(Dataset items)
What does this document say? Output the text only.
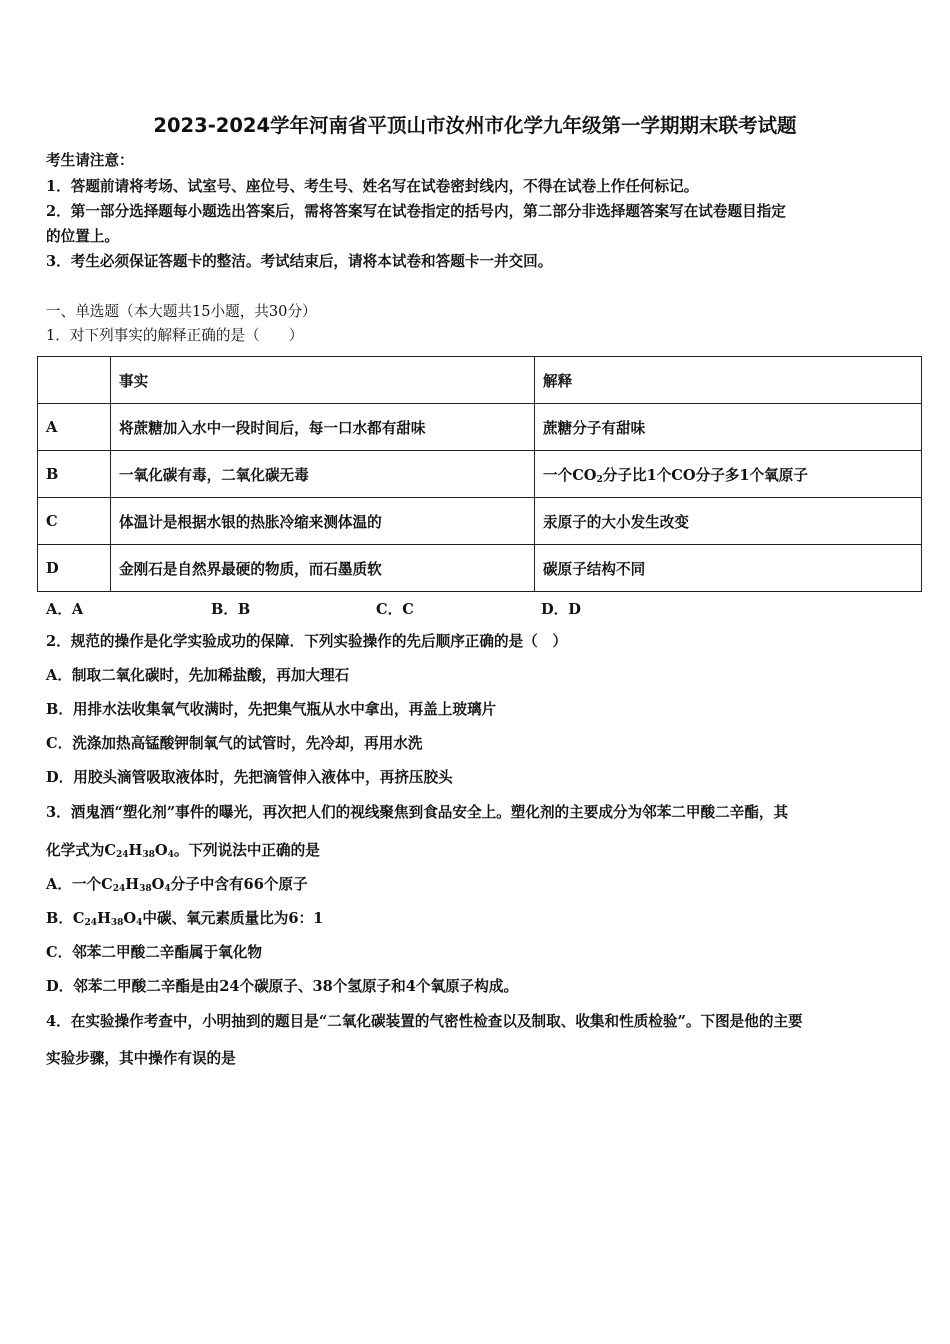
2023-2024学年河南省平顶山市汝州市化学九年级第一学期期末联考试题
考生请注意：
1．答题前请将考场、试室号、座位号、考生号、姓名写在试卷密封线内，不得在试卷上作任何标记。
2．第一部分选择题每小题选出答案后，需将答案写在试卷指定的括号内，第二部分非选择题答案写在试卷题目指定
的位置上。
3．考生必须保证答题卡的整洁。考试结束后，请将本试卷和答题卡一并交回。
一、单选题（本大题共15小题，共30分）
1．对下列事实的解释正确的是（　　）
	事实	解释
A	将蔗糖加入水中一段时间后，每一口水都有甜味	蔗糖分子有甜味
B	一氧化碳有毒，二氧化碳无毒	一个$CO_2$分子比1个CO分子多1个氧原子
C	体温计是根据水银的热胀冷缩来测体温的	汞原子的大小发生改变
D	金刚石是自然界最硬的物质，而石墨质软	碳原子结构不同
A．A	B．B	C．C	D．D
2．规范的操作是化学实验成功的保障．下列实验操作的先后顺序正确的是（　）
A．制取二氧化碳时，先加稀盐酸，再加大理石
B．用排水法收集氧气收满时，先把集气瓶从水中拿出，再盖上玻璃片
C．洗涤加热高锰酸钾制氧气的试管时，先冷却，再用水洗
D．用胶头滴管吸取液体时，先把滴管伸入液体中，再挤压胶头
3．酒鬼酒“塑化剂”事件的曝光，再次把人们的视线聚焦到食品安全上。塑化剂的主要成分为邻苯二甲酸二辛酯，其
化学式为$C_{24}H_{38}O_4$。下列说法中正确的是
A．一个$C_{24}H_{38}O_4$分子中含有66个原子
B．$C_{24}H_{38}O_4$中碳、氧元素质量比为6：1
C．邻苯二甲酸二辛酯属于氧化物
D．邻苯二甲酸二辛酯是由24个碳原子、38个氢原子和4个氧原子构成。
4．在实验操作考查中，小明抽到的题目是“二氧化碳装置的气密性检查以及制取、收集和性质检验”。下图是他的主要
实验步骤，其中操作有误的是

_Problem requirements_
Repeat the records above exactly, leaving out any pictures they contain.

_Task answer_
What does this document say? Output the text only.
2023-2024学年河南省平顶山市汝州市化学九年级第一学期期末联考试题
考生请注意：
1．答题前请将考场、试室号、座位号、考生号、姓名写在试卷密封线内，不得在试卷上作任何标记。
2．第一部分选择题每小题选出答案后，需将答案写在试卷指定的括号内，第二部分非选择题答案写在试卷题目指定
的位置上。
3．考生必须保证答题卡的整洁。考试结束后，请将本试卷和答题卡一并交回。
一、单选题（本大题共15小题，共30分）
1．对下列事实的解释正确的是（　　）
	事实	解释
A	将蔗糖加入水中一段时间后，每一口水都有甜味	蔗糖分子有甜味
B	一氧化碳有毒，二氧化碳无毒	一个$CO_2$分子比1个CO分子多1个氧原子
C	体温计是根据水银的热胀冷缩来测体温的	汞原子的大小发生改变
D	金刚石是自然界最硬的物质，而石墨质软	碳原子结构不同
A．A	B．B	C．C	D．D
2．规范的操作是化学实验成功的保障．下列实验操作的先后顺序正确的是（　）
A．制取二氧化碳时，先加稀盐酸，再加大理石
B．用排水法收集氧气收满时，先把集气瓶从水中拿出，再盖上玻璃片
C．洗涤加热高锰酸钾制氧气的试管时，先冷却，再用水洗
D．用胶头滴管吸取液体时，先把滴管伸入液体中，再挤压胶头
3．酒鬼酒“塑化剂”事件的曝光，再次把人们的视线聚焦到食品安全上。塑化剂的主要成分为邻苯二甲酸二辛酯，其
化学式为$C_{24}H_{38}O_4$。下列说法中正确的是
A．一个$C_{24}H_{38}O_4$分子中含有66个原子
B．$C_{24}H_{38}O_4$中碳、氧元素质量比为6：1
C．邻苯二甲酸二辛酯属于氧化物
D．邻苯二甲酸二辛酯是由24个碳原子、38个氢原子和4个氧原子构成。
4．在实验操作考查中，小明抽到的题目是“二氧化碳装置的气密性检查以及制取、收集和性质检验”。下图是他的主要
实验步骤，其中操作有误的是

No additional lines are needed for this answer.